§ Supplied information
## start

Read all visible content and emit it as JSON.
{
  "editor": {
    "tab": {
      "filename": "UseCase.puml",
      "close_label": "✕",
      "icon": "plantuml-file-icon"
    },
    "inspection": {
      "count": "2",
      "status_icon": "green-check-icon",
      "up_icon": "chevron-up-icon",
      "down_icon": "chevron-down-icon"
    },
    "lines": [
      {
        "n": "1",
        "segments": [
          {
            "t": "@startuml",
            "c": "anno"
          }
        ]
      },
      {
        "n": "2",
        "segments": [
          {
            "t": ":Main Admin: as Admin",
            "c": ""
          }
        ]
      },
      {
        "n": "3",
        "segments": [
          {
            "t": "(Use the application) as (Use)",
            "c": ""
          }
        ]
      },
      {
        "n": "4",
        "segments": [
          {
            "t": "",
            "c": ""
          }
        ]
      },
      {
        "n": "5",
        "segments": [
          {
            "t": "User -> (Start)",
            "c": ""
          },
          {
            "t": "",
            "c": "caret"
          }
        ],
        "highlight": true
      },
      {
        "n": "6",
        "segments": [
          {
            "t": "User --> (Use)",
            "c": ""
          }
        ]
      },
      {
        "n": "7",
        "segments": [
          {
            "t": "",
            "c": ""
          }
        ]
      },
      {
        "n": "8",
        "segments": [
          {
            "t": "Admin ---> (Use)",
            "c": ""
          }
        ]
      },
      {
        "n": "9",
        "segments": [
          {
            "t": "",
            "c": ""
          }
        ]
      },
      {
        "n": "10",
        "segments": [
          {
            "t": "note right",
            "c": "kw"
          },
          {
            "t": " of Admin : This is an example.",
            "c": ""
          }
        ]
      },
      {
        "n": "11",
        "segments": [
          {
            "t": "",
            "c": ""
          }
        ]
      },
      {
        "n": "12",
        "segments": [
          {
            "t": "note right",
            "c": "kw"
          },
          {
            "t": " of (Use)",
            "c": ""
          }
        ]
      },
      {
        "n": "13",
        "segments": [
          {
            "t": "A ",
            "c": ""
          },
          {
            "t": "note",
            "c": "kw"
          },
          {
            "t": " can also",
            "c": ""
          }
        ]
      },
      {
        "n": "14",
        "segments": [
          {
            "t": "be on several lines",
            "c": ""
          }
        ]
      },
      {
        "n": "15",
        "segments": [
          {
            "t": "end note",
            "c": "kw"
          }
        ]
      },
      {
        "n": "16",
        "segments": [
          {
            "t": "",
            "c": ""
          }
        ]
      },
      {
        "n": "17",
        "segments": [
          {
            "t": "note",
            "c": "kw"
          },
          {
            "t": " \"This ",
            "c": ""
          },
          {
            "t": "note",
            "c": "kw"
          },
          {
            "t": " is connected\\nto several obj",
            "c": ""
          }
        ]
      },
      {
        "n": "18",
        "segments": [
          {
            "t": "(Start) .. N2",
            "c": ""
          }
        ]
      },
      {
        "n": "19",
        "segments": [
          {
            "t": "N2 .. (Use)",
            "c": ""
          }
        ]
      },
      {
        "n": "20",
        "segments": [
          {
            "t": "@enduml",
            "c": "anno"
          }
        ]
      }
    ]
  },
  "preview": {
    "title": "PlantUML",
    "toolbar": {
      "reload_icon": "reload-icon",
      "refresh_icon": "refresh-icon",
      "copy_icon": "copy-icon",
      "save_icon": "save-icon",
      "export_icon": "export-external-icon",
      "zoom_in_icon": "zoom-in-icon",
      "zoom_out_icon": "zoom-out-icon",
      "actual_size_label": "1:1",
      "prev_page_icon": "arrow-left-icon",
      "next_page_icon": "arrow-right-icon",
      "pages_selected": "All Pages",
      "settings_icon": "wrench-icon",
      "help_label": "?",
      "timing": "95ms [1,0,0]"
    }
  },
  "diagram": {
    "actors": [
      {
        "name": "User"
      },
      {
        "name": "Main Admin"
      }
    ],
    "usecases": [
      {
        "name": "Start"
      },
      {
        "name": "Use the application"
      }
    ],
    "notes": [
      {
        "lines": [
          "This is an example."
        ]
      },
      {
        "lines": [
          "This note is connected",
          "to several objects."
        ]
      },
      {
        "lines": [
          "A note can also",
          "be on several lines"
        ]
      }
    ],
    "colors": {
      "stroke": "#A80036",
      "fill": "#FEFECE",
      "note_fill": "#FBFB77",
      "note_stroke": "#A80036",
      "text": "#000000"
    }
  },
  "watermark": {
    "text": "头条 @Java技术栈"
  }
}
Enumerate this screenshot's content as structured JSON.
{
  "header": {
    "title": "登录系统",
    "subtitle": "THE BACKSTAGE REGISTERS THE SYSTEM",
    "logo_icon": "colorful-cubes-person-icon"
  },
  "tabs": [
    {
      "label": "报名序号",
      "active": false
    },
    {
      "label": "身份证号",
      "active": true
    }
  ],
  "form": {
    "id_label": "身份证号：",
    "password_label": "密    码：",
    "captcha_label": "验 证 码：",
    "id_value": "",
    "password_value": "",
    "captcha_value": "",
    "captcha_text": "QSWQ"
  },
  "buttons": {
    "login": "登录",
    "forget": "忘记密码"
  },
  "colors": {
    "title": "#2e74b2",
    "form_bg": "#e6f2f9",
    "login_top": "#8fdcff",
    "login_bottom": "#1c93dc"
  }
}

## end

§ Goal
All of the entries above should be written out again exactly.

§ Exercise response
Read all visible content and emit it as JSON.
{
  "editor": {
    "tab": {
      "filename": "UseCase.puml",
      "close_label": "✕",
      "icon": "plantuml-file-icon"
    },
    "inspection": {
      "count": "2",
      "status_icon": "green-check-icon",
      "up_icon": "chevron-up-icon",
      "down_icon": "chevron-down-icon"
    },
    "lines": [
      {
        "n": "1",
        "segments": [
          {
            "t": "@startuml",
            "c": "anno"
          }
        ]
      },
      {
        "n": "2",
        "segments": [
          {
            "t": ":Main Admin: as Admin",
            "c": ""
          }
        ]
      },
      {
        "n": "3",
        "segments": [
          {
            "t": "(Use the application) as (Use)",
            "c": ""
          }
        ]
      },
      {
        "n": "4",
        "segments": [
          {
            "t": "",
            "c": ""
          }
        ]
      },
      {
        "n": "5",
        "segments": [
          {
            "t": "User -> (Start)",
            "c": ""
          },
          {
            "t": "",
            "c": "caret"
          }
        ],
        "highlight": true
      },
      {
        "n": "6",
        "segments": [
          {
            "t": "User --> (Use)",
            "c": ""
          }
        ]
      },
      {
        "n": "7",
        "segments": [
          {
            "t": "",
            "c": ""
          }
        ]
      },
      {
        "n": "8",
        "segments": [
          {
            "t": "Admin ---> (Use)",
            "c": ""
          }
        ]
      },
      {
        "n": "9",
        "segments": [
          {
            "t": "",
            "c": ""
          }
        ]
      },
      {
        "n": "10",
        "segments": [
          {
            "t": "note right",
            "c": "kw"
          },
          {
            "t": " of Admin : This is an example.",
            "c": ""
          }
        ]
      },
      {
        "n": "11",
        "segments": [
          {
            "t": "",
            "c": ""
          }
        ]
      },
      {
        "n": "12",
        "segments": [
          {
            "t": "note right",
            "c": "kw"
          },
          {
            "t": " of (Use)",
            "c": ""
          }
        ]
      },
      {
        "n": "13",
        "segments": [
          {
            "t": "A ",
            "c": ""
          },
          {
            "t": "note",
            "c": "kw"
          },
          {
            "t": " can also",
            "c": ""
          }
        ]
      },
      {
        "n": "14",
        "segments": [
          {
            "t": "be on several lines",
            "c": ""
          }
        ]
      },
      {
        "n": "15",
        "segments": [
          {
            "t": "end note",
            "c": "kw"
          }
        ]
      },
      {
        "n": "16",
        "segments": [
          {
            "t": "",
            "c": ""
          }
        ]
      },
      {
        "n": "17",
        "segments": [
          {
            "t": "note",
            "c": "kw"
          },
          {
            "t": " \"This ",
            "c": ""
          },
          {
            "t": "note",
            "c": "kw"
          },
          {
            "t": " is connected\\nto several obj",
            "c": ""
          }
        ]
      },
      {
        "n": "18",
        "segments": [
          {
            "t": "(Start) .. N2",
            "c": ""
          }
        ]
      },
      {
        "n": "19",
        "segments": [
          {
            "t": "N2 .. (Use)",
            "c": ""
          }
        ]
      },
      {
        "n": "20",
        "segments": [
          {
            "t": "@enduml",
            "c": "anno"
          }
        ]
      }
    ]
  },
  "preview": {
    "title": "PlantUML",
    "toolbar": {
      "reload_icon": "reload-icon",
      "refresh_icon": "refresh-icon",
      "copy_icon": "copy-icon",
      "save_icon": "save-icon",
      "export_icon": "export-external-icon",
      "zoom_in_icon": "zoom-in-icon",
      "zoom_out_icon": "zoom-out-icon",
      "actual_size_label": "1:1",
      "prev_page_icon": "arrow-left-icon",
      "next_page_icon": "arrow-right-icon",
      "pages_selected": "All Pages",
      "settings_icon": "wrench-icon",
      "help_label": "?",
      "timing": "95ms [1,0,0]"
    }
  },
  "diagram": {
    "actors": [
      {
        "name": "User"
      },
      {
        "name": "Main Admin"
      }
    ],
    "usecases": [
      {
        "name": "Start"
      },
      {
        "name": "Use the application"
      }
    ],
    "notes": [
      {
        "lines": [
          "This is an example."
        ]
      },
      {
        "lines": [
          "This note is connected",
          "to several objects."
        ]
      },
      {
        "lines": [
          "A note can also",
          "be on several lines"
        ]
      }
    ],
    "colors": {
      "stroke": "#A80036",
      "fill": "#FEFECE",
      "note_fill": "#FBFB77",
      "note_stroke": "#A80036",
      "text": "#000000"
    }
  },
  "watermark": {
    "text": "头条 @Java技术栈"
  }
}
Enumerate this screenshot's content as structured JSON.
{
  "header": {
    "title": "登录系统",
    "subtitle": "THE BACKSTAGE REGISTERS THE SYSTEM",
    "logo_icon": "colorful-cubes-person-icon"
  },
  "tabs": [
    {
      "label": "报名序号",
      "active": false
    },
    {
      "label": "身份证号",
      "active": true
    }
  ],
  "form": {
    "id_label": "身份证号：",
    "password_label": "密    码：",
    "captcha_label": "验 证 码：",
    "id_value": "",
    "password_value": "",
    "captcha_value": "",
    "captcha_text": "QSWQ"
  },
  "buttons": {
    "login": "登录",
    "forget": "忘记密码"
  },
  "colors": {
    "title": "#2e74b2",
    "form_bg": "#e6f2f9",
    "login_top": "#8fdcff",
    "login_bottom": "#1c93dc"
  }
}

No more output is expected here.